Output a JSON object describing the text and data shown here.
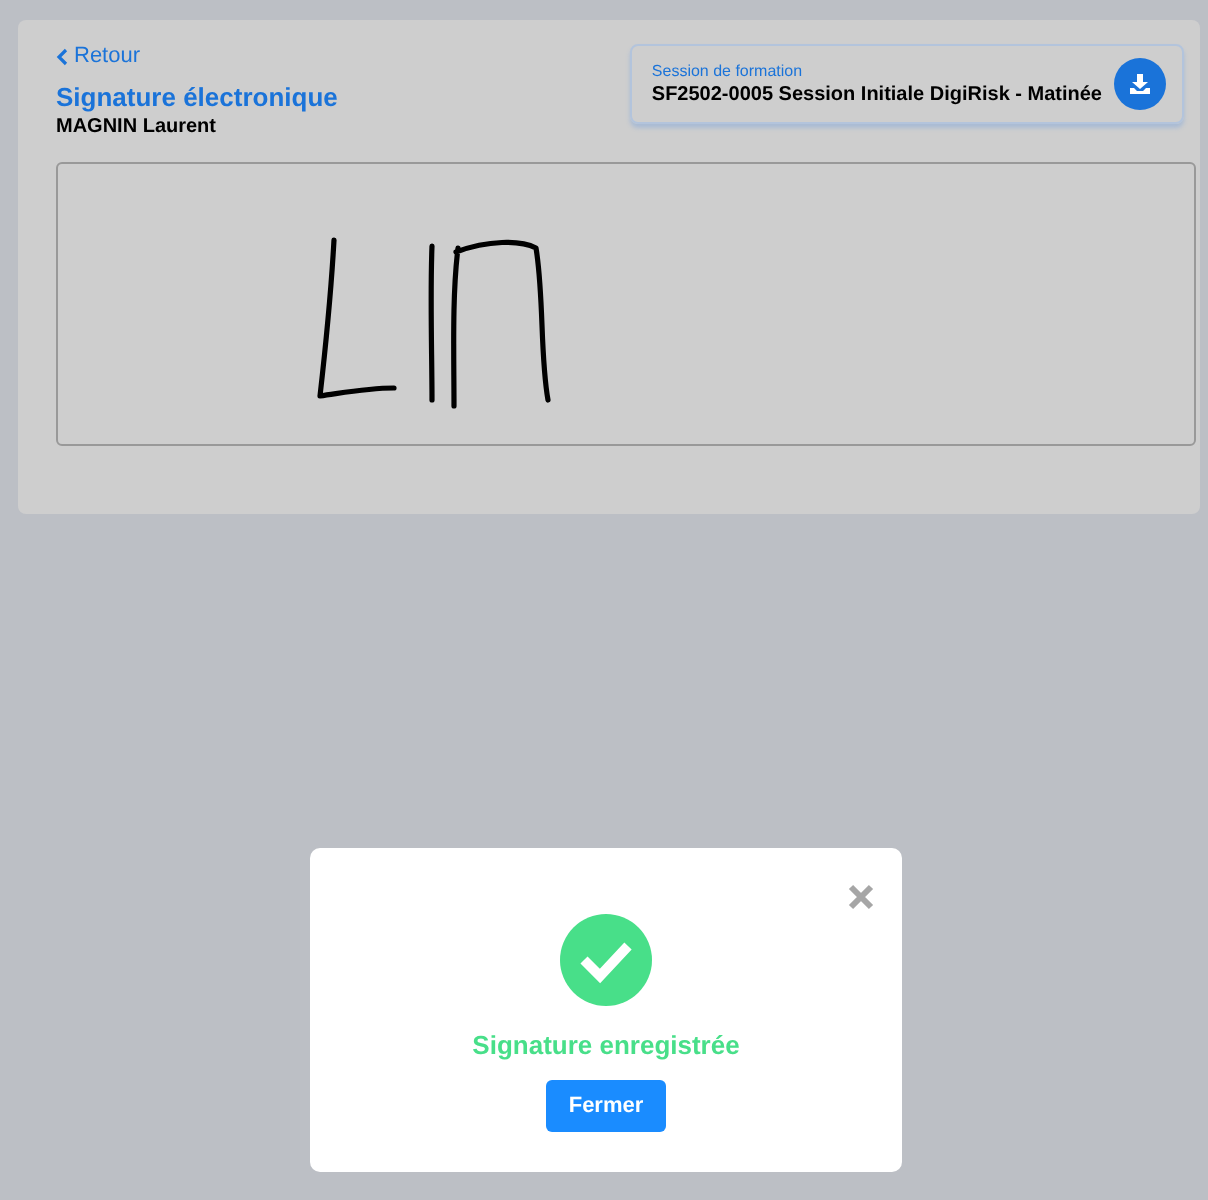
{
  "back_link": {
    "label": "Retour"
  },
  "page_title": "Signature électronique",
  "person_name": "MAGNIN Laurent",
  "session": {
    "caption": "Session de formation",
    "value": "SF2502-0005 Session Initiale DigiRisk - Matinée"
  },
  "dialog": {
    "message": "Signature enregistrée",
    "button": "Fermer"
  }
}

§ **REQUEST**
In your copy, leave out the pictures and reproduce the material above exactly.

§ **RESPONSE**
Output a JSON object describing the text and data shown here.
{
  "back_link": {
    "label": "Retour"
  },
  "page_title": "Signature électronique",
  "person_name": "MAGNIN Laurent",
  "session": {
    "caption": "Session de formation",
    "value": "SF2502-0005 Session Initiale DigiRisk - Matinée"
  },
  "dialog": {
    "message": "Signature enregistrée",
    "button": "Fermer"
  }
}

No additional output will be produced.